Daten zu Elementen und Bereichen

- - -

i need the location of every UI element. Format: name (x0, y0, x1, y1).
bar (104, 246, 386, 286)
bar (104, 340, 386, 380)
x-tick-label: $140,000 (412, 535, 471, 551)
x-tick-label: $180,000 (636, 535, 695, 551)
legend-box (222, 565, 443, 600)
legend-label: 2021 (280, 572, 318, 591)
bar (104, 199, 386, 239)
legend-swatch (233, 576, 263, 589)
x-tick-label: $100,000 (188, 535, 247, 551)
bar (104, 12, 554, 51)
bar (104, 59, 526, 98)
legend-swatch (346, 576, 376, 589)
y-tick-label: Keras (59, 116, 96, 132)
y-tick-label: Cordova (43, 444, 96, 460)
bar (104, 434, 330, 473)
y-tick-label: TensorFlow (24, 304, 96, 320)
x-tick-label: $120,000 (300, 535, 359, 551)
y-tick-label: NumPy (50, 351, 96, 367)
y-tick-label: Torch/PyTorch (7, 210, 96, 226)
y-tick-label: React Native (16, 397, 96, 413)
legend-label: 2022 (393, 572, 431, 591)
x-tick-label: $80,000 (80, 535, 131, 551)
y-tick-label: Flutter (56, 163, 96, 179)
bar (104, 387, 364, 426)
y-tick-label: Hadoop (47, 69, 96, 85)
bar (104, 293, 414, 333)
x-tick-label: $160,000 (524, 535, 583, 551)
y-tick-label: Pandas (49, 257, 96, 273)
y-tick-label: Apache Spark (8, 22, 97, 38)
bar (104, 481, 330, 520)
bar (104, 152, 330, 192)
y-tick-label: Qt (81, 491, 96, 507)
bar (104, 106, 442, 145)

- - -

Gib alle Einträge noch einmal wieder und ersetze dabei überall "legend-swatch" durch "legend-marker". Alles andere bleibt unverändert.

- ERGEBNIS DER ÜBUNG
i need the location of every UI element. Format: name (x0, y0, x1, y1).
bar (104, 246, 386, 286)
bar (104, 340, 386, 380)
x-tick-label: $140,000 (412, 535, 471, 551)
x-tick-label: $180,000 (636, 535, 695, 551)
legend-box (222, 565, 443, 600)
legend-label: 2021 (280, 572, 318, 591)
bar (104, 199, 386, 239)
legend-marker (233, 576, 263, 589)
x-tick-label: $100,000 (188, 535, 247, 551)
bar (104, 12, 554, 51)
bar (104, 59, 526, 98)
legend-marker (346, 576, 376, 589)
y-tick-label: Keras (59, 116, 96, 132)
y-tick-label: Cordova (43, 444, 96, 460)
bar (104, 434, 330, 473)
y-tick-label: TensorFlow (24, 304, 96, 320)
x-tick-label: $120,000 (300, 535, 359, 551)
y-tick-label: NumPy (50, 351, 96, 367)
y-tick-label: Torch/PyTorch (7, 210, 96, 226)
y-tick-label: React Native (16, 397, 96, 413)
legend-label: 2022 (393, 572, 431, 591)
x-tick-label: $80,000 (80, 535, 131, 551)
y-tick-label: Flutter (56, 163, 96, 179)
bar (104, 387, 364, 426)
y-tick-label: Hadoop (47, 69, 96, 85)
bar (104, 293, 414, 333)
x-tick-label: $160,000 (524, 535, 583, 551)
y-tick-label: Pandas (49, 257, 96, 273)
y-tick-label: Apache Spark (8, 22, 97, 38)
bar (104, 481, 330, 520)
bar (104, 152, 330, 192)
y-tick-label: Qt (81, 491, 96, 507)
bar (104, 106, 442, 145)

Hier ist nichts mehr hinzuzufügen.